Exercise description - Would you return the complete listing below word for word?

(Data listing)
----------------------------------------

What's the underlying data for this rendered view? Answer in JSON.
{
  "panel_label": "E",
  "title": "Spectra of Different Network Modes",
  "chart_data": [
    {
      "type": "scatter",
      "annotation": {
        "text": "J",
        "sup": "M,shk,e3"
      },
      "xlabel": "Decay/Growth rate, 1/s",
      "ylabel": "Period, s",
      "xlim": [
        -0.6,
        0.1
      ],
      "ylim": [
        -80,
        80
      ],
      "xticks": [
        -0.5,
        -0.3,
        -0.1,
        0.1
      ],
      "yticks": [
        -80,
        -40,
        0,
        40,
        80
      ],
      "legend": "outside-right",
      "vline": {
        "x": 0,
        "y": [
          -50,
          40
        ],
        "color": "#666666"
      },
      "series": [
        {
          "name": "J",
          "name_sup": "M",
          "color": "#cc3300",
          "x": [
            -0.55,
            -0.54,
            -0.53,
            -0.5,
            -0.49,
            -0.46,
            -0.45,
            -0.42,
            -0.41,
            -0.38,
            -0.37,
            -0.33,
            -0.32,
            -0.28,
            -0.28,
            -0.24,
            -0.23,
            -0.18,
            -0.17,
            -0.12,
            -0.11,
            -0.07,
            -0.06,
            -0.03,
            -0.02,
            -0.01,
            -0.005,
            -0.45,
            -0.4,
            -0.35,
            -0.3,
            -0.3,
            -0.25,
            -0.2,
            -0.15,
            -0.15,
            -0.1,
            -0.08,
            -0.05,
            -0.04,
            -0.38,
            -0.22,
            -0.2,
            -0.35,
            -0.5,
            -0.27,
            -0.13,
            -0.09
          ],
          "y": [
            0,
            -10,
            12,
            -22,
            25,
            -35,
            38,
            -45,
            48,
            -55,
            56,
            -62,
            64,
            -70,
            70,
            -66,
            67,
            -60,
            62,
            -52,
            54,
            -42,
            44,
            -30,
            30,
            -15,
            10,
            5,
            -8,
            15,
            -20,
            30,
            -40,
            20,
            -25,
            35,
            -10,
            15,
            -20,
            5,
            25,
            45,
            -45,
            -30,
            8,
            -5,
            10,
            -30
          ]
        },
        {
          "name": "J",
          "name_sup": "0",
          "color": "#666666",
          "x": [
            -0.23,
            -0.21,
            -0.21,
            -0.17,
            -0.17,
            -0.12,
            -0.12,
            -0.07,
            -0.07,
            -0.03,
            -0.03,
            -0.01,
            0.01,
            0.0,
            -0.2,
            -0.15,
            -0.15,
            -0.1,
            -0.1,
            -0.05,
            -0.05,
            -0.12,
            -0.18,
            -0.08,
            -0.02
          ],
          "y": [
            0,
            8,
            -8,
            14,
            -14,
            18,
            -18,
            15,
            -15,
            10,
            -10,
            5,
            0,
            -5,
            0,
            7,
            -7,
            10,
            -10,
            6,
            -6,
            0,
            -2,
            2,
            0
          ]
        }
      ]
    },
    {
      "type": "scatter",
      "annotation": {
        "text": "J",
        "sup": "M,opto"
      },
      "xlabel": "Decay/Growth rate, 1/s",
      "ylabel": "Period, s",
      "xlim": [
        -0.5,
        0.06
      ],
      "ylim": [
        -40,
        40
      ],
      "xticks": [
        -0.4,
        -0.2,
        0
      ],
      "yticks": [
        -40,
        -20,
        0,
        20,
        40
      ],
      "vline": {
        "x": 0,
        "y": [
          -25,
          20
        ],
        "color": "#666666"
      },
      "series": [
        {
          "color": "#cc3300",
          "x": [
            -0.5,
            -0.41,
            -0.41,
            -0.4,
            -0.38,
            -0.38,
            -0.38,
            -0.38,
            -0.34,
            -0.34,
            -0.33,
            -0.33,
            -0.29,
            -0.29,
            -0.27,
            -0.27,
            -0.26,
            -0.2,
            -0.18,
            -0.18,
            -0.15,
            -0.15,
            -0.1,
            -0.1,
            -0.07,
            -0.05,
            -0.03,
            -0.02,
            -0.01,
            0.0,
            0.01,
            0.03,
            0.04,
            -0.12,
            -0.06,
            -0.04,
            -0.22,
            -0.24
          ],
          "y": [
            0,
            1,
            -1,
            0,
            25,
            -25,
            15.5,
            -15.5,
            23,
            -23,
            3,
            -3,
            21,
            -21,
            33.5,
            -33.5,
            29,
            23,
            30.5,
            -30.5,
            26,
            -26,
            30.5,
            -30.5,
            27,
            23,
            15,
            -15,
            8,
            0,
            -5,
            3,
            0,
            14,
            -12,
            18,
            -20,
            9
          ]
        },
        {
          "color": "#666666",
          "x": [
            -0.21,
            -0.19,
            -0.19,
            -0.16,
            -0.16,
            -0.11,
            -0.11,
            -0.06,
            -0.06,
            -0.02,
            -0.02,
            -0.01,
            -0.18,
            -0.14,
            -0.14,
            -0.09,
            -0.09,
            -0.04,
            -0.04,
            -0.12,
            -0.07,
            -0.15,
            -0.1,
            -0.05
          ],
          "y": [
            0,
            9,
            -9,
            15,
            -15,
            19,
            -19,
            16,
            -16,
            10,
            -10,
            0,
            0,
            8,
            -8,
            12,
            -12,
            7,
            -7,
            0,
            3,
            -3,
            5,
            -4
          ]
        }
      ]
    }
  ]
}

----------------------------------------

Solution to this problem -
What's the underlying data for this rendered view? Answer in JSON.
{
  "panel_label": "E",
  "title": "Spectra of Different Network Modes",
  "chart_data": [
    {
      "type": "scatter",
      "annotation": {
        "text": "J",
        "sup": "M,shk,e3"
      },
      "xlabel": "Decay/Growth rate, 1/s",
      "ylabel": "Period, s",
      "xlim": [
        -0.6,
        0.1
      ],
      "ylim": [
        -80,
        80
      ],
      "xticks": [
        -0.5,
        -0.3,
        -0.1,
        0.1
      ],
      "yticks": [
        -80,
        -40,
        0,
        40,
        80
      ],
      "legend": "outside-right",
      "vline": {
        "x": 0,
        "y": [
          -50,
          40
        ],
        "color": "#666666"
      },
      "series": [
        {
          "name": "J",
          "name_sup": "M",
          "color": "#cc3300",
          "x": [
            -0.55,
            -0.54,
            -0.53,
            -0.5,
            -0.49,
            -0.46,
            -0.45,
            -0.42,
            -0.41,
            -0.38,
            -0.37,
            -0.33,
            -0.32,
            -0.28,
            -0.28,
            -0.24,
            -0.23,
            -0.18,
            -0.17,
            -0.12,
            -0.11,
            -0.07,
            -0.06,
            -0.03,
            -0.02,
            -0.01,
            -0.005,
            -0.45,
            -0.4,
            -0.35,
            -0.3,
            -0.3,
            -0.25,
            -0.2,
            -0.15,
            -0.15,
            -0.1,
            -0.08,
            -0.05,
            -0.04,
            -0.38,
            -0.22,
            -0.2,
            -0.35,
            -0.5,
            -0.27,
            -0.13,
            -0.09
          ],
          "y": [
            0,
            -10,
            12,
            -22,
            25,
            -35,
            38,
            -45,
            48,
            -55,
            56,
            -62,
            64,
            -70,
            70,
            -66,
            67,
            -60,
            62,
            -52,
            54,
            -42,
            44,
            -30,
            30,
            -15,
            10,
            5,
            -8,
            15,
            -20,
            30,
            -40,
            20,
            -25,
            35,
            -10,
            15,
            -20,
            5,
            25,
            45,
            -45,
            -30,
            8,
            -5,
            10,
            -30
          ]
        },
        {
          "name": "J",
          "name_sup": "0",
          "color": "#666666",
          "x": [
            -0.23,
            -0.21,
            -0.21,
            -0.17,
            -0.17,
            -0.12,
            -0.12,
            -0.07,
            -0.07,
            -0.03,
            -0.03,
            -0.01,
            0.01,
            0.0,
            -0.2,
            -0.15,
            -0.15,
            -0.1,
            -0.1,
            -0.05,
            -0.05,
            -0.12,
            -0.18,
            -0.08,
            -0.02
          ],
          "y": [
            0,
            8,
            -8,
            14,
            -14,
            18,
            -18,
            15,
            -15,
            10,
            -10,
            5,
            0,
            -5,
            0,
            7,
            -7,
            10,
            -10,
            6,
            -6,
            0,
            -2,
            2,
            0
          ]
        }
      ]
    },
    {
      "type": "scatter",
      "annotation": {
        "text": "J",
        "sup": "M,opto"
      },
      "xlabel": "Decay/Growth rate, 1/s",
      "ylabel": "Period, s",
      "xlim": [
        -0.5,
        0.06
      ],
      "ylim": [
        -40,
        40
      ],
      "xticks": [
        -0.4,
        -0.2,
        0
      ],
      "yticks": [
        -40,
        -20,
        0,
        20,
        40
      ],
      "vline": {
        "x": 0,
        "y": [
          -25,
          20
        ],
        "color": "#666666"
      },
      "series": [
        {
          "color": "#cc3300",
          "x": [
            -0.5,
            -0.41,
            -0.41,
            -0.4,
            -0.38,
            -0.38,
            -0.38,
            -0.38,
            -0.34,
            -0.34,
            -0.33,
            -0.33,
            -0.29,
            -0.29,
            -0.27,
            -0.27,
            -0.26,
            -0.2,
            -0.18,
            -0.18,
            -0.15,
            -0.15,
            -0.1,
            -0.1,
            -0.07,
            -0.05,
            -0.03,
            -0.02,
            -0.01,
            0.0,
            0.01,
            0.03,
            0.04,
            -0.12,
            -0.06,
            -0.04,
            -0.22,
            -0.24
          ],
          "y": [
            0,
            1,
            -1,
            0,
            25,
            -25,
            15.5,
            -15.5,
            23,
            -23,
            3,
            -3,
            21,
            -21,
            33.5,
            -33.5,
            29,
            23,
            30.5,
            -30.5,
            26,
            -26,
            30.5,
            -30.5,
            27,
            23,
            15,
            -15,
            8,
            0,
            -5,
            3,
            0,
            14,
            -12,
            18,
            -20,
            9
          ]
        },
        {
          "color": "#666666",
          "x": [
            -0.21,
            -0.19,
            -0.19,
            -0.16,
            -0.16,
            -0.11,
            -0.11,
            -0.06,
            -0.06,
            -0.02,
            -0.02,
            -0.01,
            -0.18,
            -0.14,
            -0.14,
            -0.09,
            -0.09,
            -0.04,
            -0.04,
            -0.12,
            -0.07,
            -0.15,
            -0.1,
            -0.05
          ],
          "y": [
            0,
            9,
            -9,
            15,
            -15,
            19,
            -19,
            16,
            -16,
            10,
            -10,
            0,
            0,
            8,
            -8,
            12,
            -12,
            7,
            -7,
            0,
            3,
            -3,
            5,
            -4
          ]
        }
      ]
    }
  ]
}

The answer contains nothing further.